* PASSAGE TO READ
Company's venture capital arm is looking to work with four to five start-ups, helping them develop technology and find partners.

The venture capital arm of Panasonic's North American operations has launched an effort to cultivate embedded-Linux start-ups.

The Panasonic Digital Concepts Center, through its newly established Technology Collaboration Center, is seeking to invest in four to five start-ups working on Linux technology for embedded computing systems such as consumer electronics devices. Through the initiative, which was launched Tuesday, the company will help the start-ups develop technology and find partners.

Panasonic and its Japanese parent, Matsushita, have been keen on Linux for consumer electronics. The company sells an advanced set-top box and 3G mobile phone that use the open-source operating system; it's also using Linux in consumer electronics for automobiles and home audiovisual products that are under development, a company representative said.

Embedded Linux is an active area of technology development. Wind River, a powerhouse in embedded technology, now has joined the Linux fray, challenging specialists such as MontaVista Software and TimeSys.

* EXERCISE SET
a - Echo the passage of the article on Panasonic's embedded-Linux initiative from the words "Panasonic and its" up to and including the words "company representative said.".
b - Using the article on Panasonic's embedded-Linux initiative, explain in one to three sentences what it offers as support for saying that Panasonic and Matsushita have been keen on Linux for consumer electronics.
c - Pick up the article on Panasonic's embedded-Linux initiative after its final sentence and continue it.

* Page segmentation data
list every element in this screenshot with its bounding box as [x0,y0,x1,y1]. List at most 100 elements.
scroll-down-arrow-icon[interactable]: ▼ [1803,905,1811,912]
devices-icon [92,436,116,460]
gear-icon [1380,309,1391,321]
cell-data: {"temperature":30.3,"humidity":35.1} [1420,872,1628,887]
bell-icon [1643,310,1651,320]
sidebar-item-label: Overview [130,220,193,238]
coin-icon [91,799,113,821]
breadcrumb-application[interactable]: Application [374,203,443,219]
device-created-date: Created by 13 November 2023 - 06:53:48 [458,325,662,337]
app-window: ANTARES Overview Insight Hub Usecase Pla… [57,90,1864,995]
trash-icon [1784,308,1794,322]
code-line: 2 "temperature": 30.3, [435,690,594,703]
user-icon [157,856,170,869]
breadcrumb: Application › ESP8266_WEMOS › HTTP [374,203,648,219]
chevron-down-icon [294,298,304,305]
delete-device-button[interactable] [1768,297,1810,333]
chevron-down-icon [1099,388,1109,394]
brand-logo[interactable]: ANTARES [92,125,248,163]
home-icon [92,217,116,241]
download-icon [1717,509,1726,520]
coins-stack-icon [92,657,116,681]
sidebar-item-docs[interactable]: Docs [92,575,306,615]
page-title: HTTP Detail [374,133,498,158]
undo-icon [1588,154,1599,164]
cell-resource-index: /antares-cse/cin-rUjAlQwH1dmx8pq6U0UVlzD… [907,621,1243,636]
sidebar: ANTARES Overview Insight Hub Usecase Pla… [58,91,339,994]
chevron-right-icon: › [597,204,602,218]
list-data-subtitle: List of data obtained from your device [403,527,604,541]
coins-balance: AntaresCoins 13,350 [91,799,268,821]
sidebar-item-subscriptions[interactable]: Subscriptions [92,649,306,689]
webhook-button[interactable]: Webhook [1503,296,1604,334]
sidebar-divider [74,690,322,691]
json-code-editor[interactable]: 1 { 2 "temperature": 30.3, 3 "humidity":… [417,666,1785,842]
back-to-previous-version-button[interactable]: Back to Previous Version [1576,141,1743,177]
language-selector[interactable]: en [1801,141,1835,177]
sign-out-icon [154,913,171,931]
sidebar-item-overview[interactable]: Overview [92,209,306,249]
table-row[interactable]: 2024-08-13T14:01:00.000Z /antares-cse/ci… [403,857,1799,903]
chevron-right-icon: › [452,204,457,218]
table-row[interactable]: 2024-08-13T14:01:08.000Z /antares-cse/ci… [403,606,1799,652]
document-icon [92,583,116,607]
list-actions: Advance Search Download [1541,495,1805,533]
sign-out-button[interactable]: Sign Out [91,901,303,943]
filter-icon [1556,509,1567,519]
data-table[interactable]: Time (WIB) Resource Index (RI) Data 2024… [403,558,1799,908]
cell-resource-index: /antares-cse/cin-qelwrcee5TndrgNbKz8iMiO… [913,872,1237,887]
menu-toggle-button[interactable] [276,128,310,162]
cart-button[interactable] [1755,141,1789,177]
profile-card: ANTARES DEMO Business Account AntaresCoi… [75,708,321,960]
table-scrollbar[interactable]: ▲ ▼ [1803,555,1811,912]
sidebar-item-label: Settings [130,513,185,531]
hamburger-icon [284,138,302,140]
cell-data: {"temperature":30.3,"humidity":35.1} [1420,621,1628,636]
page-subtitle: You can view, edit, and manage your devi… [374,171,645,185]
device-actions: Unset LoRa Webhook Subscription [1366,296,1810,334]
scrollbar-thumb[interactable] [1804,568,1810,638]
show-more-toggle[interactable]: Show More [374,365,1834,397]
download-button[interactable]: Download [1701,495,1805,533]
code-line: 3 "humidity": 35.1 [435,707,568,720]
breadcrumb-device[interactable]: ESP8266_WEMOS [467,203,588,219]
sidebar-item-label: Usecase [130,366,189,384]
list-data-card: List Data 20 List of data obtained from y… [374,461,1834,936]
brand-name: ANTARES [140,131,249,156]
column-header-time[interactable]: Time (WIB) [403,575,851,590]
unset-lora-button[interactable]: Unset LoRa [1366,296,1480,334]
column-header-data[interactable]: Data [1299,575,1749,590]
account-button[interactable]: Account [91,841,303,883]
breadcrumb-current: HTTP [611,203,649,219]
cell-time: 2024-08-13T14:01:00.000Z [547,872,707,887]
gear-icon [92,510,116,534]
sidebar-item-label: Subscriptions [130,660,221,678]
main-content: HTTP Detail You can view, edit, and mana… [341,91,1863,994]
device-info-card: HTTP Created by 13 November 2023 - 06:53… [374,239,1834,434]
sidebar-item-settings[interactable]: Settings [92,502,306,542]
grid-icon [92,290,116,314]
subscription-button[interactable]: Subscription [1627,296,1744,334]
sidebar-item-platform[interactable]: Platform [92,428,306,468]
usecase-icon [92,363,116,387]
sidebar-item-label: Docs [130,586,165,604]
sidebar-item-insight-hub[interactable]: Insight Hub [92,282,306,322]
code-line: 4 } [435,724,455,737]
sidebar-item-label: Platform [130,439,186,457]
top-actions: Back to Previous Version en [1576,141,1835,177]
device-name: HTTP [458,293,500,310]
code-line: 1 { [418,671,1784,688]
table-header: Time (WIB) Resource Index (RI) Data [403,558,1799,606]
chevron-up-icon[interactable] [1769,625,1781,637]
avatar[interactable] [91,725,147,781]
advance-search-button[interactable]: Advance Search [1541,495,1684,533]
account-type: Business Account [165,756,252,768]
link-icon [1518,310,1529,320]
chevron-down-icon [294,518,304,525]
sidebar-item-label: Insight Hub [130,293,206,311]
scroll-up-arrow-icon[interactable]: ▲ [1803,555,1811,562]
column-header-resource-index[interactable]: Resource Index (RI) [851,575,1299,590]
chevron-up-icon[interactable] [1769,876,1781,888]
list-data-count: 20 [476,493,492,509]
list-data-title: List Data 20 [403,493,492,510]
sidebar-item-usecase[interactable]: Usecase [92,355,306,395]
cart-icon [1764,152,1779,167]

* WRITTEN RESPONSES
a -
Panasonic and its Japanese parent, Matsushita, have been keen on Linux for consumer electronics. The company sells an advanced set-top box and 3G mobile phone that use the open-source operating system; it's also using Linux in consumer electronics for automobiles and home audiovisual products that are under development, a company representative said.

b - The company already sells an advanced set-top box and a 3G mobile phone that run Linux. A company representative also said it is using Linux in consumer electronics for automobiles and in home audiovisual products under development.

c -
Another company, FSMLabs, is taking a different approach to embedded Linux, combining the open-source operating system with its own proprietary one, RTLinuxPro. The approach is tailored for applications that require very fast "real-time" response.

On Tuesday at the Embedded Systems Conference in Boston, FSMLabs said that its dual-kernel approach can result in a guaranteed response time of 8 microseconds--or 8 millionths of a second. MontaVista, which uses a Linux-only approach, has a latency of 98 microseconds, which the company says is still about 100 times better than a standard Linux kernel.

FSMLabs announced the speed test on a system using a dual-core Opteron processor from Advanced Micro Devices.

LynuxWorks, a traditional embedded operating system company that has added a Linux product, also announced a hybrid approach at the conference. A software foundation called LynxSecure lets the company's BlueCat, a version of Linux, and LynxOS-178, a proprietary operating system, run in separate partitions on the same computing system.